(Dataset excerpts)
>> Start

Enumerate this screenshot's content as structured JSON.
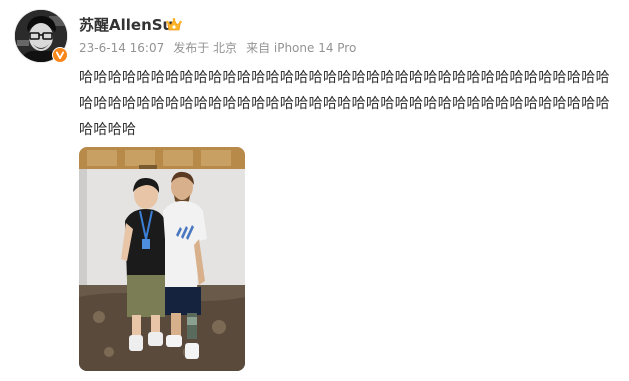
{
  "post": {
    "username": "苏醒AllenSu",
    "timestamp": "23-6-14 16:07",
    "location": "发布于 北京",
    "device": "来自 iPhone 14 Pro",
    "text": "哈哈哈哈哈哈哈哈哈哈哈哈哈哈哈哈哈哈哈哈哈哈哈哈哈哈哈哈哈哈哈哈哈哈哈哈哈哈哈哈哈哈哈哈哈哈哈哈哈哈哈哈哈哈哈哈哈哈哈哈哈哈哈哈哈哈哈哈哈哈哈哈哈哈哈哈哈哈",
    "verified": true,
    "membership_icon": "crown-icon",
    "verified_icon": "verified-v-icon"
  },
  "colors": {
    "name_text": "#333333",
    "meta_text": "#939393",
    "verified_orange": "#f7861b",
    "crown_yellow": "#fbb62b"
  }
}
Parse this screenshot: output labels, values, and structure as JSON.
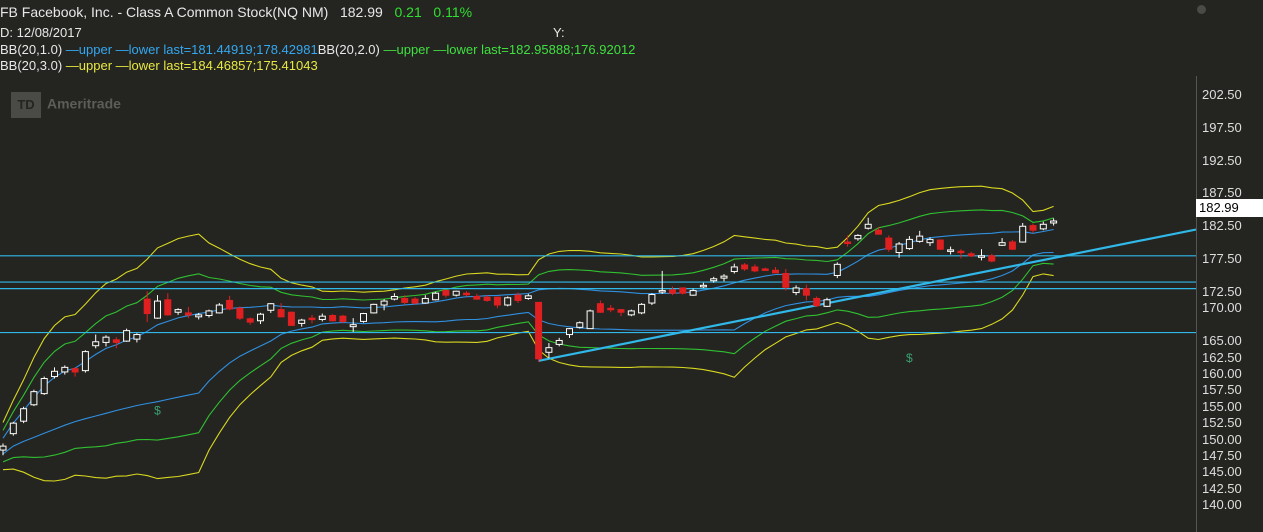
{
  "header": {
    "symbol_line": "FB Facebook, Inc. - Class A Common Stock(NQ NM)",
    "last": "182.99",
    "change": "0.21",
    "change_pct": "0.11%",
    "date_label": "D:",
    "date": "12/08/2017",
    "y_label": "Y:",
    "bb1_label": "BB(20,1.0)",
    "bb1_upper": "upper",
    "bb1_lower": "lower",
    "bb1_last": "last=181.44919;178.42981",
    "bb2_label": "BB(20,2.0)",
    "bb2_upper": "upper",
    "bb2_lower": "lower",
    "bb2_last": "last=182.95888;176.92012",
    "bb3_label": "BB(20,3.0)",
    "bb3_upper": "upper",
    "bb3_lower": "lower",
    "bb3_last": "last=184.46857;175.41043"
  },
  "branding": {
    "logo_mark": "TD",
    "logo_text": "Ameritrade"
  },
  "current_price_label": "182.99",
  "chart_data": {
    "type": "candlestick",
    "ylim": [
      138.7,
      205.5
    ],
    "yticks": [
      "202.50",
      "197.50",
      "192.50",
      "187.50",
      "182.50",
      "177.50",
      "172.50",
      "170.00",
      "165.00",
      "162.50",
      "160.00",
      "157.50",
      "155.00",
      "152.50",
      "150.00",
      "147.50",
      "145.00",
      "142.50",
      "140.00"
    ],
    "colors": {
      "up": "#ffffff",
      "down": "#e02020",
      "bb1": "#2f90e0",
      "bb2": "#30c030",
      "bb3": "#d8d820",
      "level": "#30b8e8",
      "trend": "#30b8e8",
      "background": "#242421"
    },
    "levels": [
      178.0,
      174.0,
      173.0,
      166.3
    ],
    "trendline": {
      "from": [
        0,
        162.0
      ],
      "to": [
        0,
        182.0
      ]
    },
    "markers": [
      "$",
      "$"
    ],
    "candles": [
      [
        148.4,
        149.4,
        147.6,
        149.0
      ],
      [
        150.9,
        152.7,
        150.6,
        152.5
      ],
      [
        152.8,
        155.0,
        152.5,
        154.7
      ],
      [
        155.3,
        157.6,
        155.1,
        157.3
      ],
      [
        157.0,
        159.6,
        156.8,
        159.3
      ],
      [
        159.6,
        161.0,
        159.3,
        160.4
      ],
      [
        160.3,
        161.3,
        159.9,
        161.0
      ],
      [
        160.8,
        161.0,
        159.6,
        160.3
      ],
      [
        160.5,
        163.6,
        160.2,
        163.4
      ],
      [
        164.3,
        166.0,
        163.9,
        164.9
      ],
      [
        164.8,
        165.9,
        164.2,
        165.6
      ],
      [
        165.2,
        165.6,
        163.9,
        164.8
      ],
      [
        165.0,
        166.9,
        164.9,
        166.6
      ],
      [
        165.3,
        166.2,
        164.8,
        166.0
      ],
      [
        171.4,
        172.6,
        167.9,
        169.2
      ],
      [
        168.5,
        172.0,
        168.4,
        171.1
      ],
      [
        171.3,
        172.3,
        168.9,
        169.0
      ],
      [
        169.4,
        170.0,
        169.0,
        169.8
      ],
      [
        169.3,
        170.2,
        168.5,
        169.0
      ],
      [
        168.7,
        169.3,
        168.3,
        169.0
      ],
      [
        168.9,
        169.8,
        168.6,
        169.6
      ],
      [
        169.3,
        170.8,
        169.2,
        170.5
      ],
      [
        171.2,
        171.9,
        169.7,
        169.9
      ],
      [
        170.0,
        170.3,
        168.2,
        168.5
      ],
      [
        168.4,
        168.6,
        167.5,
        167.9
      ],
      [
        168.1,
        169.3,
        167.6,
        169.1
      ],
      [
        169.7,
        170.8,
        169.3,
        170.7
      ],
      [
        169.8,
        170.8,
        168.6,
        168.7
      ],
      [
        169.4,
        169.5,
        167.3,
        167.4
      ],
      [
        167.7,
        168.4,
        167.2,
        168.2
      ],
      [
        168.5,
        169.0,
        167.7,
        168.3
      ],
      [
        168.3,
        169.2,
        168.0,
        168.8
      ],
      [
        168.9,
        169.1,
        168.0,
        168.1
      ],
      [
        168.8,
        169.0,
        167.7,
        168.0
      ],
      [
        167.2,
        168.5,
        166.4,
        167.5
      ],
      [
        168.0,
        169.3,
        167.8,
        169.2
      ],
      [
        169.3,
        170.7,
        169.2,
        170.6
      ],
      [
        170.5,
        171.4,
        169.7,
        171.1
      ],
      [
        171.4,
        172.3,
        171.2,
        171.8
      ],
      [
        171.5,
        172.0,
        170.6,
        170.9
      ],
      [
        171.4,
        171.7,
        170.6,
        170.8
      ],
      [
        170.8,
        172.0,
        170.7,
        171.5
      ],
      [
        171.3,
        172.5,
        171.2,
        172.3
      ],
      [
        172.7,
        172.9,
        171.6,
        172.0
      ],
      [
        172.0,
        172.7,
        171.8,
        172.6
      ],
      [
        172.3,
        172.6,
        171.8,
        172.1
      ],
      [
        171.8,
        172.2,
        171.3,
        171.4
      ],
      [
        171.7,
        172.0,
        171.0,
        171.2
      ],
      [
        171.7,
        171.8,
        170.0,
        170.5
      ],
      [
        170.5,
        171.8,
        170.3,
        171.6
      ],
      [
        172.0,
        172.4,
        170.8,
        171.2
      ],
      [
        171.5,
        172.2,
        171.3,
        171.9
      ],
      [
        170.9,
        170.9,
        161.8,
        162.3
      ],
      [
        163.3,
        164.7,
        162.4,
        164.0
      ],
      [
        164.5,
        165.5,
        164.2,
        165.1
      ],
      [
        166.0,
        167.0,
        165.5,
        166.9
      ],
      [
        167.1,
        168.0,
        166.9,
        167.8
      ],
      [
        166.9,
        169.8,
        166.9,
        169.6
      ],
      [
        170.7,
        171.2,
        169.3,
        169.4
      ],
      [
        170.0,
        170.5,
        169.4,
        169.8
      ],
      [
        169.8,
        169.9,
        168.8,
        169.4
      ],
      [
        169.0,
        169.8,
        168.8,
        169.6
      ],
      [
        169.3,
        170.8,
        169.1,
        170.6
      ],
      [
        170.8,
        172.3,
        170.5,
        172.1
      ],
      [
        172.5,
        175.7,
        172.2,
        172.7
      ],
      [
        172.8,
        173.3,
        172.0,
        172.3
      ],
      [
        173.1,
        173.2,
        172.1,
        172.3
      ],
      [
        172.0,
        173.0,
        171.9,
        172.7
      ],
      [
        173.3,
        173.9,
        173.1,
        173.5
      ],
      [
        174.2,
        174.8,
        173.9,
        174.5
      ],
      [
        174.6,
        175.2,
        174.1,
        174.9
      ],
      [
        175.6,
        176.8,
        175.3,
        176.3
      ],
      [
        176.6,
        176.9,
        175.7,
        176.0
      ],
      [
        176.3,
        176.7,
        175.5,
        175.7
      ],
      [
        176.0,
        176.2,
        175.7,
        175.9
      ],
      [
        175.8,
        176.3,
        175.4,
        175.4
      ],
      [
        175.3,
        176.0,
        172.7,
        173.2
      ],
      [
        172.4,
        173.5,
        172.0,
        173.1
      ],
      [
        173.0,
        173.6,
        171.2,
        172.0
      ],
      [
        171.5,
        171.8,
        170.2,
        170.4
      ],
      [
        170.3,
        171.6,
        170.2,
        171.3
      ],
      [
        175.0,
        177.0,
        174.6,
        176.7
      ],
      [
        180.1,
        181.1,
        179.4,
        180.0
      ],
      [
        180.6,
        181.3,
        180.3,
        181.1
      ],
      [
        182.2,
        183.8,
        182.0,
        182.8
      ],
      [
        181.9,
        182.4,
        181.2,
        181.3
      ],
      [
        180.7,
        181.1,
        178.6,
        179.0
      ],
      [
        178.5,
        180.1,
        177.7,
        179.8
      ],
      [
        179.1,
        181.0,
        178.9,
        180.5
      ],
      [
        180.2,
        181.8,
        180.0,
        181.0
      ],
      [
        180.0,
        180.8,
        179.5,
        180.5
      ],
      [
        180.4,
        180.5,
        178.9,
        179.0
      ],
      [
        178.9,
        179.4,
        178.2,
        178.9
      ],
      [
        178.7,
        179.0,
        177.6,
        178.5
      ],
      [
        178.3,
        178.6,
        177.8,
        178.0
      ],
      [
        177.9,
        179.0,
        177.3,
        178.0
      ],
      [
        178.0,
        178.3,
        177.0,
        177.2
      ],
      [
        179.6,
        180.7,
        179.5,
        180.0
      ],
      [
        180.1,
        180.4,
        178.9,
        179.0
      ],
      [
        180.1,
        183.0,
        180.0,
        182.5
      ],
      [
        182.6,
        182.9,
        181.5,
        181.9
      ],
      [
        182.1,
        183.2,
        181.9,
        182.8
      ],
      [
        183.0,
        183.7,
        182.6,
        183.3
      ]
    ]
  }
}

>> End

## SHORT EXERCISE
Write out every line of the data that holds the word "upper".

## ANSWER TO THE EXERCISE
    "bb1_upper": "upper",
    "bb2_upper": "upper",
    "bb3_upper": "upper",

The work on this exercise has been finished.